Problem: Every line below must be reproduced exactly. Copy them all.
-*-*-
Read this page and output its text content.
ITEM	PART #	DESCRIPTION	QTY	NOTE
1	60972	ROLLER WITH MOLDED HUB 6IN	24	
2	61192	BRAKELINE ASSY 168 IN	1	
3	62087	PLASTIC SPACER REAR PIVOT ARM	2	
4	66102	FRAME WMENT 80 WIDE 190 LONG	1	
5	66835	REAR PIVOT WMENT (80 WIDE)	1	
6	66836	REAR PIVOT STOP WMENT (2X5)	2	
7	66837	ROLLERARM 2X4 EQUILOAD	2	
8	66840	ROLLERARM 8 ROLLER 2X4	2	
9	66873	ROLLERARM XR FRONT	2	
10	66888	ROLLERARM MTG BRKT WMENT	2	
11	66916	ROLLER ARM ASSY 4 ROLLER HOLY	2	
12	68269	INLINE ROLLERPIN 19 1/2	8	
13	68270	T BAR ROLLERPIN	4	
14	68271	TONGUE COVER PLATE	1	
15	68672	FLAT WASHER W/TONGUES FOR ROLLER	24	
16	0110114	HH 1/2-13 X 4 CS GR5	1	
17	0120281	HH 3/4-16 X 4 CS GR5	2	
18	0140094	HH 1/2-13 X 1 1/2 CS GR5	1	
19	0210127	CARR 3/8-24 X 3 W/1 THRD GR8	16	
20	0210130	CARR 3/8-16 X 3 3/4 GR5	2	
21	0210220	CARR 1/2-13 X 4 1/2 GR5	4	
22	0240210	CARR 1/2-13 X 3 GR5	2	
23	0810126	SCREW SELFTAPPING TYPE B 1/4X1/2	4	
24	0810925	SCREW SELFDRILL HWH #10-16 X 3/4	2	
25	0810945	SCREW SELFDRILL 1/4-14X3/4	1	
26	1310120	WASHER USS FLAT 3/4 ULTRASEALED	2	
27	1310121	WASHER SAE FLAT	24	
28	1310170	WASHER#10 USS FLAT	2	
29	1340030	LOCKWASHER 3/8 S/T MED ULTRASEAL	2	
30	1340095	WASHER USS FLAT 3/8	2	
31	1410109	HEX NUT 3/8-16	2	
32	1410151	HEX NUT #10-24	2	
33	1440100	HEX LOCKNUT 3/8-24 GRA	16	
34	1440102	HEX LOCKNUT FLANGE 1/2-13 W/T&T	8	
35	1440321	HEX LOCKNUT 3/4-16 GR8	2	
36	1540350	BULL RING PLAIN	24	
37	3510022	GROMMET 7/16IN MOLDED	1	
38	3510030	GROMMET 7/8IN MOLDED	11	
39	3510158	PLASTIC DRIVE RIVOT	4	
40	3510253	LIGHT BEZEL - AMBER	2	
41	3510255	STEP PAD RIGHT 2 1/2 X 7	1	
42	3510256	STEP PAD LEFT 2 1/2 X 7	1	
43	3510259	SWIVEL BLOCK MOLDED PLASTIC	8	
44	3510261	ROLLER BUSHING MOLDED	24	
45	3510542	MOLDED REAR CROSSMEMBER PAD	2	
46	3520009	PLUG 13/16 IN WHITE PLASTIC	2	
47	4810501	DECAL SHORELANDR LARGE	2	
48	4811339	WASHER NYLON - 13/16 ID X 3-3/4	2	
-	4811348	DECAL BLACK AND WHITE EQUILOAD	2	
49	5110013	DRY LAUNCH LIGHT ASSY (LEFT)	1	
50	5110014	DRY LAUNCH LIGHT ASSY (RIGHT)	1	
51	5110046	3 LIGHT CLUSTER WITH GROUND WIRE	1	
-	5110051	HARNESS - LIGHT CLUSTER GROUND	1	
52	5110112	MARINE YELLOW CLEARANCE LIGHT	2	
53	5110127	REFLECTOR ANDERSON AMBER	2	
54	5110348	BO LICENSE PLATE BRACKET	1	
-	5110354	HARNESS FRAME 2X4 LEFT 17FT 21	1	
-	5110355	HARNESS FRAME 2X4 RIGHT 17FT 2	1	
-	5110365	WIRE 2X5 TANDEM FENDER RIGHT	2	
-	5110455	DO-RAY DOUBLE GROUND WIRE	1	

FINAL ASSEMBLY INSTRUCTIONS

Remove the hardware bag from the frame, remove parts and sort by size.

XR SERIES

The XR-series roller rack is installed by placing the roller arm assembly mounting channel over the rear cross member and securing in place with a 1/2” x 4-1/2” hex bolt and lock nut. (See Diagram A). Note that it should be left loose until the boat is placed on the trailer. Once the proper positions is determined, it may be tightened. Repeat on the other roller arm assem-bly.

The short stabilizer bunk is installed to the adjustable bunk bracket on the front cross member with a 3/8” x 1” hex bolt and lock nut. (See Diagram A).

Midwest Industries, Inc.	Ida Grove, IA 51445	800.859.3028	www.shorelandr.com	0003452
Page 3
-*-*-
Exercise answer:
Read this page and output its text content.
ITEM	PART #	DESCRIPTION	QTY	NOTE
1	60972	ROLLER WITH MOLDED HUB 6IN	24	
2	61192	BRAKELINE ASSY 168 IN	1	
3	62087	PLASTIC SPACER REAR PIVOT ARM	2	
4	66102	FRAME WMENT 80 WIDE 190 LONG	1	
5	66835	REAR PIVOT WMENT (80 WIDE)	1	
6	66836	REAR PIVOT STOP WMENT (2X5)	2	
7	66837	ROLLERARM 2X4 EQUILOAD	2	
8	66840	ROLLERARM 8 ROLLER 2X4	2	
9	66873	ROLLERARM XR FRONT	2	
10	66888	ROLLERARM MTG BRKT WMENT	2	
11	66916	ROLLER ARM ASSY 4 ROLLER HOLY	2	
12	68269	INLINE ROLLERPIN 19 1/2	8	
13	68270	T BAR ROLLERPIN	4	
14	68271	TONGUE COVER PLATE	1	
15	68672	FLAT WASHER W/TONGUES FOR ROLLER	24	
16	0110114	HH 1/2-13 X 4 CS GR5	1	
17	0120281	HH 3/4-16 X 4 CS GR5	2	
18	0140094	HH 1/2-13 X 1 1/2 CS GR5	1	
19	0210127	CARR 3/8-24 X 3 W/1 THRD GR8	16	
20	0210130	CARR 3/8-16 X 3 3/4 GR5	2	
21	0210220	CARR 1/2-13 X 4 1/2 GR5	4	
22	0240210	CARR 1/2-13 X 3 GR5	2	
23	0810126	SCREW SELFTAPPING TYPE B 1/4X1/2	4	
24	0810925	SCREW SELFDRILL HWH #10-16 X 3/4	2	
25	0810945	SCREW SELFDRILL 1/4-14X3/4	1	
26	1310120	WASHER USS FLAT 3/4 ULTRASEALED	2	
27	1310121	WASHER SAE FLAT	24	
28	1310170	WASHER#10 USS FLAT	2	
29	1340030	LOCKWASHER 3/8 S/T MED ULTRASEAL	2	
30	1340095	WASHER USS FLAT 3/8	2	
31	1410109	HEX NUT 3/8-16	2	
32	1410151	HEX NUT #10-24	2	
33	1440100	HEX LOCKNUT 3/8-24 GRA	16	
34	1440102	HEX LOCKNUT FLANGE 1/2-13 W/T&T	8	
35	1440321	HEX LOCKNUT 3/4-16 GR8	2	
36	1540350	BULL RING PLAIN	24	
37	3510022	GROMMET 7/16IN MOLDED	1	
38	3510030	GROMMET 7/8IN MOLDED	11	
39	3510158	PLASTIC DRIVE RIVOT	4	
40	3510253	LIGHT BEZEL - AMBER	2	
41	3510255	STEP PAD RIGHT 2 1/2 X 7	1	
42	3510256	STEP PAD LEFT 2 1/2 X 7	1	
43	3510259	SWIVEL BLOCK MOLDED PLASTIC	8	
44	3510261	ROLLER BUSHING MOLDED	24	
45	3510542	MOLDED REAR CROSSMEMBER PAD	2	
46	3520009	PLUG 13/16 IN WHITE PLASTIC	2	
47	4810501	DECAL SHORELANDR LARGE	2	
48	4811339	WASHER NYLON - 13/16 ID X 3-3/4	2	
-	4811348	DECAL BLACK AND WHITE EQUILOAD	2	
49	5110013	DRY LAUNCH LIGHT ASSY (LEFT)	1	
50	5110014	DRY LAUNCH LIGHT ASSY (RIGHT)	1	
51	5110046	3 LIGHT CLUSTER WITH GROUND WIRE	1	
-	5110051	HARNESS - LIGHT CLUSTER GROUND	1	
52	5110112	MARINE YELLOW CLEARANCE LIGHT	2	
53	5110127	REFLECTOR ANDERSON AMBER	2	
54	5110348	BO LICENSE PLATE BRACKET	1	
-	5110354	HARNESS FRAME 2X4 LEFT 17FT 21	1	
-	5110355	HARNESS FRAME 2X4 RIGHT 17FT 2	1	
-	5110365	WIRE 2X5 TANDEM FENDER RIGHT	2	
-	5110455	DO-RAY DOUBLE GROUND WIRE	1	

FINAL ASSEMBLY INSTRUCTIONS

Remove the hardware bag from the frame, remove parts and sort by size.

XR SERIES

The XR-series roller rack is installed by placing the roller arm assembly mounting channel over the rear cross member and securing in place with a 1/2” x 4-1/2” hex bolt and lock nut. (See Diagram A). Note that it should be left loose until the boat is placed on the trailer. Once the proper positions is determined, it may be tightened. Repeat on the other roller arm assem-bly.

The short stabilizer bunk is installed to the adjustable bunk bracket on the front cross member with a 3/8” x 1” hex bolt and lock nut. (See Diagram A).

Midwest Industries, Inc.	Ida Grove, IA 51445	800.859.3028	www.shorelandr.com	0003452
Page 3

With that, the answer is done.